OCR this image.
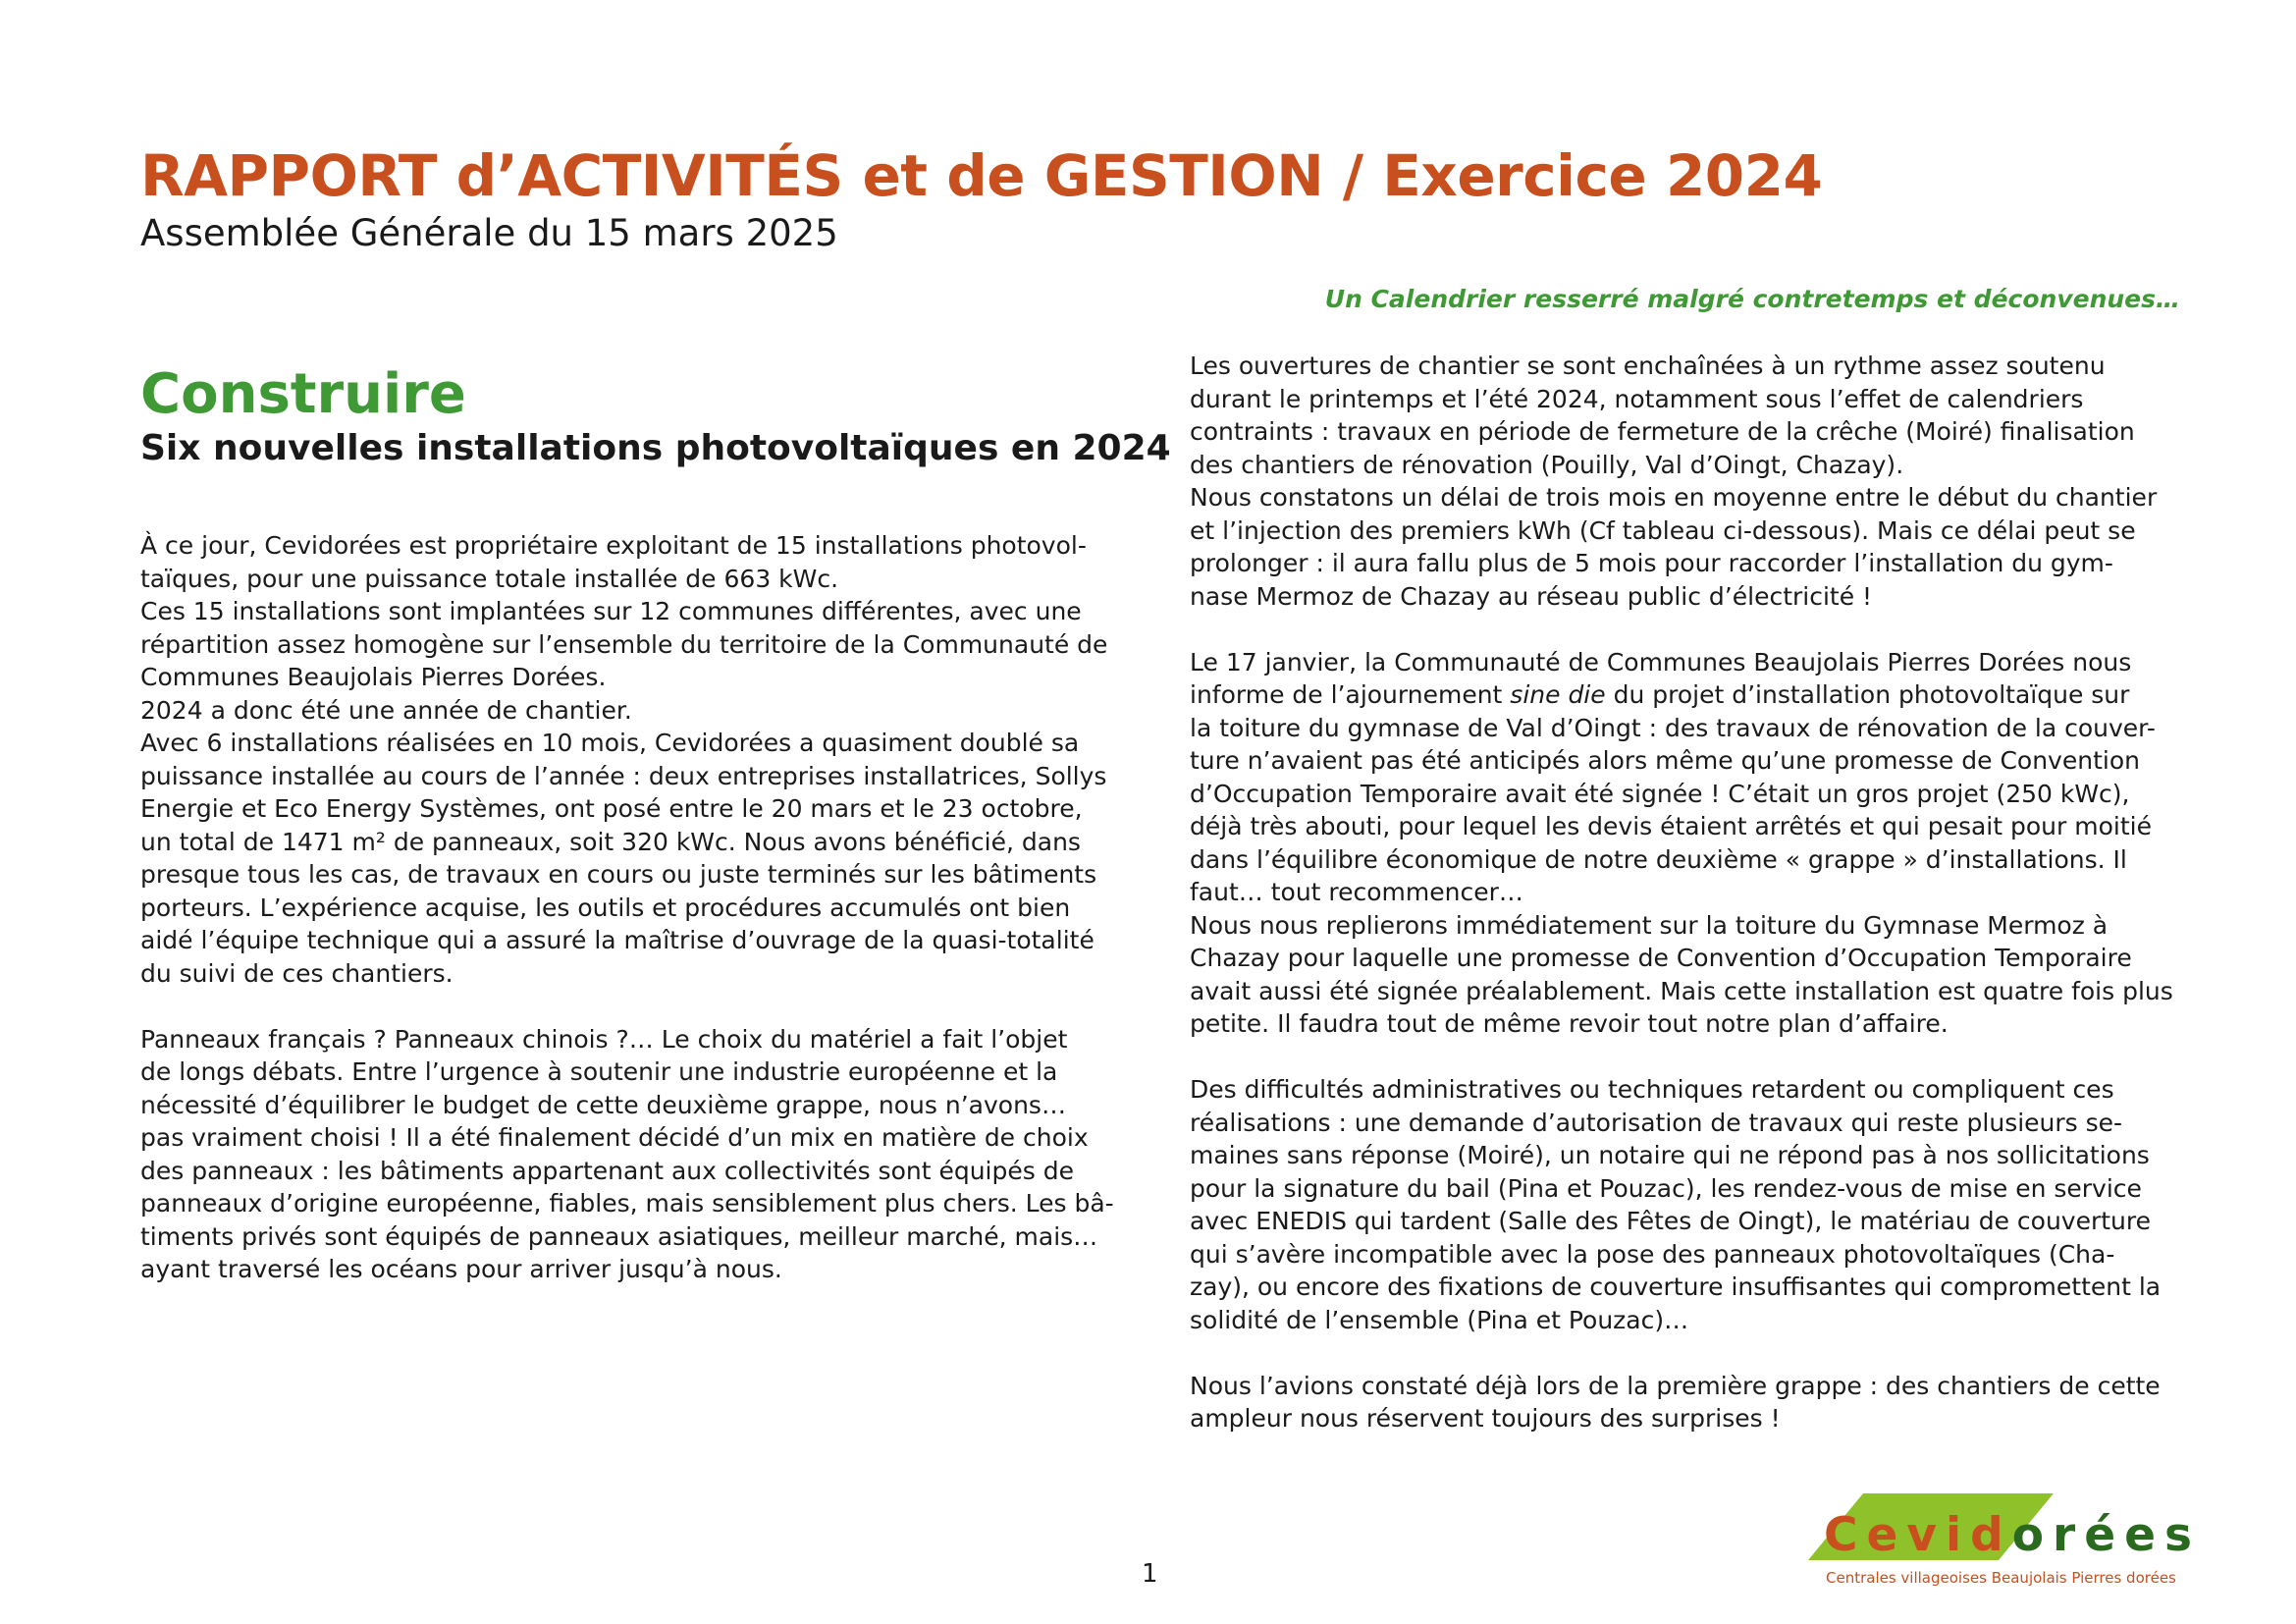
RAPPORT d’ACTIVITÉS et de GESTION / Exercice 2024
Assemblée Générale du 15 mars 2025
Un Calendrier resserré malgré contretemps et déconvenues…
Construire
Six nouvelles installations photovoltaïques en 2024

À ce jour, Cevidorées est propriétaire exploitant de 15 installations photovol-

taïques, pour une puissance totale installée de 663 kWc.

Ces 15 installations sont implantées sur 12 communes différentes, avec une

répartition assez homogène sur l’ensemble du territoire de la Communauté de

Communes Beaujolais Pierres Dorées.

2024 a donc été une année de chantier.

Avec 6 installations réalisées en 10 mois, Cevidorées a quasiment doublé sa

puissance installée au cours de l’année : deux entreprises installatrices, Sollys

Energie et Eco Energy Systèmes, ont posé entre le 20 mars et le 23 octobre,

un total de 1471 m² de panneaux, soit 320 kWc. Nous avons bénéficié, dans

presque tous les cas, de travaux en cours ou juste terminés sur les bâtiments

porteurs. L’expérience acquise, les outils et procédures accumulés ont bien

aidé l’équipe technique qui a assuré la maîtrise d’ouvrage de la quasi-totalité

du suivi de ces chantiers.

Panneaux français ? Panneaux chinois ?… Le choix du matériel a fait l’objet

de longs débats. Entre l’urgence à soutenir une industrie européenne et la

nécessité d’équilibrer le budget de cette deuxième grappe, nous n’avons…

pas vraiment choisi ! Il a été finalement décidé d’un mix en matière de choix

des panneaux : les bâtiments appartenant aux collectivités sont équipés de

panneaux d’origine européenne, fiables, mais sensiblement plus chers. Les bâ-

timents privés sont équipés de panneaux asiatiques, meilleur marché, mais…

ayant traversé les océans pour arriver jusqu’à nous.

Les ouvertures de chantier se sont enchaînées à un rythme assez soutenu

durant le printemps et l’été 2024, notamment sous l’effet de calendriers

contraints : travaux en période de fermeture de la crêche (Moiré) finalisation

des chantiers de rénovation (Pouilly, Val d’Oingt, Chazay).

Nous constatons un délai de trois mois en moyenne entre le début du chantier

et l’injection des premiers kWh (Cf tableau ci-dessous). Mais ce délai peut se

prolonger : il aura fallu plus de 5 mois pour raccorder l’installation du gym-

nase Mermoz de Chazay au réseau public d’électricité !

Le 17 janvier, la Communauté de Communes Beaujolais Pierres Dorées nous

informe de l’ajournement sine die du projet d’installation photovoltaïque sur

la toiture du gymnase de Val d’Oingt : des travaux de rénovation de la couver-

ture n’avaient pas été anticipés alors même qu’une promesse de Convention

d’Occupation Temporaire avait été signée ! C’était un gros projet (250 kWc),

déjà très abouti, pour lequel les devis étaient arrêtés et qui pesait pour moitié

dans l’équilibre économique de notre deuxième « grappe » d’installations. Il

faut… tout recommencer…

Nous nous replierons immédiatement sur la toiture du Gymnase Mermoz à

Chazay pour laquelle une promesse de Convention d’Occupation Temporaire

avait aussi été signée préalablement. Mais cette installation est quatre fois plus

petite. Il faudra tout de même revoir tout notre plan d’affaire.

Des difficultés administratives ou techniques retardent ou compliquent ces

réalisations : une demande d’autorisation de travaux qui reste plusieurs se-

maines sans réponse (Moiré), un notaire qui ne répond pas à nos sollicitations

pour la signature du bail (Pina et Pouzac), les rendez-vous de mise en service

avec ENEDIS qui tardent (Salle des Fêtes de Oingt), le matériau de couverture

qui s’avère incompatible avec la pose des panneaux photovoltaïques (Cha-

zay), ou encore des fixations de couverture insuffisantes qui compromettent la

solidité de l’ensemble (Pina et Pouzac)…

Nous l’avions constaté déjà lors de la première grappe : des chantiers de cette

ampleur nous réservent toujours des surprises !

1
Cevidorées
Centrales villageoises Beaujolais Pierres dorées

_ _ _ _

§ The problem
Leave the images out, please, and restate each line word for word.

§ Response
OCR this image.
RAPPORT d’ACTIVITÉS et de GESTION / Exercice 2024
Assemblée Générale du 15 mars 2025
Un Calendrier resserré malgré contretemps et déconvenues…
Construire
Six nouvelles installations photovoltaïques en 2024

À ce jour, Cevidorées est propriétaire exploitant de 15 installations photovol-

taïques, pour une puissance totale installée de 663 kWc.

Ces 15 installations sont implantées sur 12 communes différentes, avec une

répartition assez homogène sur l’ensemble du territoire de la Communauté de

Communes Beaujolais Pierres Dorées.

2024 a donc été une année de chantier.

Avec 6 installations réalisées en 10 mois, Cevidorées a quasiment doublé sa

puissance installée au cours de l’année : deux entreprises installatrices, Sollys

Energie et Eco Energy Systèmes, ont posé entre le 20 mars et le 23 octobre,

un total de 1471 m² de panneaux, soit 320 kWc. Nous avons bénéficié, dans

presque tous les cas, de travaux en cours ou juste terminés sur les bâtiments

porteurs. L’expérience acquise, les outils et procédures accumulés ont bien

aidé l’équipe technique qui a assuré la maîtrise d’ouvrage de la quasi-totalité

du suivi de ces chantiers.

Panneaux français ? Panneaux chinois ?… Le choix du matériel a fait l’objet

de longs débats. Entre l’urgence à soutenir une industrie européenne et la

nécessité d’équilibrer le budget de cette deuxième grappe, nous n’avons…

pas vraiment choisi ! Il a été finalement décidé d’un mix en matière de choix

des panneaux : les bâtiments appartenant aux collectivités sont équipés de

panneaux d’origine européenne, fiables, mais sensiblement plus chers. Les bâ-

timents privés sont équipés de panneaux asiatiques, meilleur marché, mais…

ayant traversé les océans pour arriver jusqu’à nous.

Les ouvertures de chantier se sont enchaînées à un rythme assez soutenu

durant le printemps et l’été 2024, notamment sous l’effet de calendriers

contraints : travaux en période de fermeture de la crêche (Moiré) finalisation

des chantiers de rénovation (Pouilly, Val d’Oingt, Chazay).

Nous constatons un délai de trois mois en moyenne entre le début du chantier

et l’injection des premiers kWh (Cf tableau ci-dessous). Mais ce délai peut se

prolonger : il aura fallu plus de 5 mois pour raccorder l’installation du gym-

nase Mermoz de Chazay au réseau public d’électricité !

Le 17 janvier, la Communauté de Communes Beaujolais Pierres Dorées nous

informe de l’ajournement sine die du projet d’installation photovoltaïque sur

la toiture du gymnase de Val d’Oingt : des travaux de rénovation de la couver-

ture n’avaient pas été anticipés alors même qu’une promesse de Convention

d’Occupation Temporaire avait été signée ! C’était un gros projet (250 kWc),

déjà très abouti, pour lequel les devis étaient arrêtés et qui pesait pour moitié

dans l’équilibre économique de notre deuxième « grappe » d’installations. Il

faut… tout recommencer…

Nous nous replierons immédiatement sur la toiture du Gymnase Mermoz à

Chazay pour laquelle une promesse de Convention d’Occupation Temporaire

avait aussi été signée préalablement. Mais cette installation est quatre fois plus

petite. Il faudra tout de même revoir tout notre plan d’affaire.

Des difficultés administratives ou techniques retardent ou compliquent ces

réalisations : une demande d’autorisation de travaux qui reste plusieurs se-

maines sans réponse (Moiré), un notaire qui ne répond pas à nos sollicitations

pour la signature du bail (Pina et Pouzac), les rendez-vous de mise en service

avec ENEDIS qui tardent (Salle des Fêtes de Oingt), le matériau de couverture

qui s’avère incompatible avec la pose des panneaux photovoltaïques (Cha-

zay), ou encore des fixations de couverture insuffisantes qui compromettent la

solidité de l’ensemble (Pina et Pouzac)…

Nous l’avions constaté déjà lors de la première grappe : des chantiers de cette

ampleur nous réservent toujours des surprises !

1
Cevidorées
Centrales villageoises Beaujolais Pierres dorées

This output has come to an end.